● The task
Make an exact copy of the lines, leaving the pictures out.

── Supplied records ──

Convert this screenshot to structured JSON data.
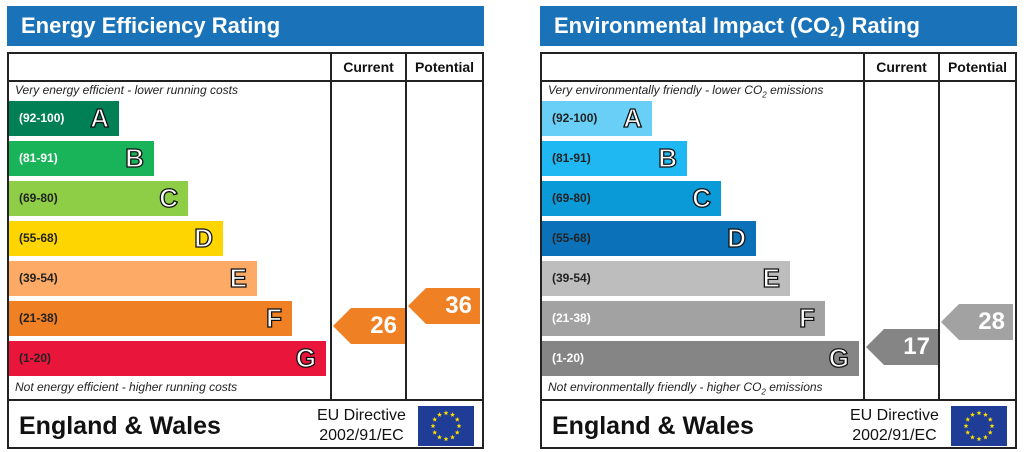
{
  "chart_data": [
    {
      "type": "bar",
      "title": "Energy Efficiency Rating",
      "columns": [
        "Current",
        "Potential"
      ],
      "top_caption": "Very energy efficient - lower running costs",
      "bottom_caption": "Not energy efficient - higher running costs",
      "bands": [
        {
          "range": "(92-100)",
          "letter": "A",
          "color": "#008054",
          "range_color": "#ffffff"
        },
        {
          "range": "(81-91)",
          "letter": "B",
          "color": "#19b459",
          "range_color": "#ffffff"
        },
        {
          "range": "(69-80)",
          "letter": "C",
          "color": "#8dce46",
          "range_color": "#222222"
        },
        {
          "range": "(55-68)",
          "letter": "D",
          "color": "#ffd500",
          "range_color": "#222222"
        },
        {
          "range": "(39-54)",
          "letter": "E",
          "color": "#fcaa65",
          "range_color": "#222222"
        },
        {
          "range": "(21-38)",
          "letter": "F",
          "color": "#ef8023",
          "range_color": "#222222"
        },
        {
          "range": "(1-20)",
          "letter": "G",
          "color": "#e9153b",
          "range_color": "#222222"
        }
      ],
      "current": {
        "value": 26,
        "band": "F",
        "color": "#ef8023"
      },
      "potential": {
        "value": 36,
        "band": "F",
        "color": "#ef8023"
      },
      "footer_region": "England & Wales",
      "footer_directive_line1": "EU Directive",
      "footer_directive_line2": "2002/91/EC"
    },
    {
      "type": "bar",
      "title_prefix": "Environmental Impact (CO",
      "title_sub": "2",
      "title_suffix": ") Rating",
      "columns": [
        "Current",
        "Potential"
      ],
      "top_caption_prefix": "Very environmentally friendly - lower CO",
      "top_caption_sub": "2",
      "top_caption_suffix": " emissions",
      "bottom_caption_prefix": "Not environmentally friendly - higher CO",
      "bottom_caption_sub": "2",
      "bottom_caption_suffix": " emissions",
      "bands": [
        {
          "range": "(92-100)",
          "letter": "A",
          "color": "#6acff6",
          "range_color": "#222222"
        },
        {
          "range": "(81-91)",
          "letter": "B",
          "color": "#1fb8f2",
          "range_color": "#222222"
        },
        {
          "range": "(69-80)",
          "letter": "C",
          "color": "#0b9ad8",
          "range_color": "#222222"
        },
        {
          "range": "(55-68)",
          "letter": "D",
          "color": "#0b72b9",
          "range_color": "#222222"
        },
        {
          "range": "(39-54)",
          "letter": "E",
          "color": "#bdbdbd",
          "range_color": "#222222"
        },
        {
          "range": "(21-38)",
          "letter": "F",
          "color": "#a2a2a2",
          "range_color": "#ffffff"
        },
        {
          "range": "(1-20)",
          "letter": "G",
          "color": "#858585",
          "range_color": "#ffffff"
        }
      ],
      "current": {
        "value": 17,
        "band": "G",
        "color": "#858585"
      },
      "potential": {
        "value": 28,
        "band": "F",
        "color": "#a2a2a2"
      },
      "footer_region": "England & Wales",
      "footer_directive_line1": "EU Directive",
      "footer_directive_line2": "2002/91/EC"
    }
  ],
  "icons": {
    "eu_flag": "eu-flag-icon"
  }
}
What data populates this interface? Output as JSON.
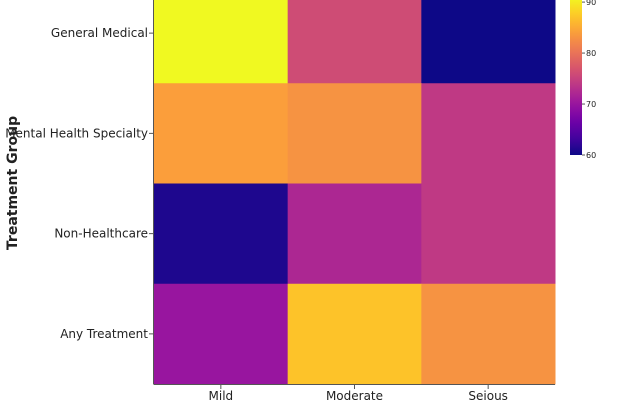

───

● Response to the exercise
Convert this screenshot to structured JSON data.
{
  "chart_data": [
    {
      "type": "bar",
      "title": "Energy Efficiency Rating",
      "columns": [
        "Current",
        "Potential"
      ],
      "top_caption": "Very energy efficient - lower running costs",
      "bottom_caption": "Not energy efficient - higher running costs",
      "bands": [
        {
          "range": "(92-100)",
          "letter": "A",
          "color": "#008054",
          "range_color": "#ffffff"
        },
        {
          "range": "(81-91)",
          "letter": "B",
          "color": "#19b459",
          "range_color": "#ffffff"
        },
        {
          "range": "(69-80)",
          "letter": "C",
          "color": "#8dce46",
          "range_color": "#222222"
        },
        {
          "range": "(55-68)",
          "letter": "D",
          "color": "#ffd500",
          "range_color": "#222222"
        },
        {
          "range": "(39-54)",
          "letter": "E",
          "color": "#fcaa65",
          "range_color": "#222222"
        },
        {
          "range": "(21-38)",
          "letter": "F",
          "color": "#ef8023",
          "range_color": "#222222"
        },
        {
          "range": "(1-20)",
          "letter": "G",
          "color": "#e9153b",
          "range_color": "#222222"
        }
      ],
      "current": {
        "value": 26,
        "band": "F",
        "color": "#ef8023"
      },
      "potential": {
        "value": 36,
        "band": "F",
        "color": "#ef8023"
      },
      "footer_region": "England & Wales",
      "footer_directive_line1": "EU Directive",
      "footer_directive_line2": "2002/91/EC"
    },
    {
      "type": "bar",
      "title_prefix": "Environmental Impact (CO",
      "title_sub": "2",
      "title_suffix": ") Rating",
      "columns": [
        "Current",
        "Potential"
      ],
      "top_caption_prefix": "Very environmentally friendly - lower CO",
      "top_caption_sub": "2",
      "top_caption_suffix": " emissions",
      "bottom_caption_prefix": "Not environmentally friendly - higher CO",
      "bottom_caption_sub": "2",
      "bottom_caption_suffix": " emissions",
      "bands": [
        {
          "range": "(92-100)",
          "letter": "A",
          "color": "#6acff6",
          "range_color": "#222222"
        },
        {
          "range": "(81-91)",
          "letter": "B",
          "color": "#1fb8f2",
          "range_color": "#222222"
        },
        {
          "range": "(69-80)",
          "letter": "C",
          "color": "#0b9ad8",
          "range_color": "#222222"
        },
        {
          "range": "(55-68)",
          "letter": "D",
          "color": "#0b72b9",
          "range_color": "#222222"
        },
        {
          "range": "(39-54)",
          "letter": "E",
          "color": "#bdbdbd",
          "range_color": "#222222"
        },
        {
          "range": "(21-38)",
          "letter": "F",
          "color": "#a2a2a2",
          "range_color": "#ffffff"
        },
        {
          "range": "(1-20)",
          "letter": "G",
          "color": "#858585",
          "range_color": "#ffffff"
        }
      ],
      "current": {
        "value": 17,
        "band": "G",
        "color": "#858585"
      },
      "potential": {
        "value": 28,
        "band": "F",
        "color": "#a2a2a2"
      },
      "footer_region": "England & Wales",
      "footer_directive_line1": "EU Directive",
      "footer_directive_line2": "2002/91/EC"
    }
  ],
  "icons": {
    "eu_flag": "eu-flag-icon"
  }
}
What data populates this interface? Output as JSON.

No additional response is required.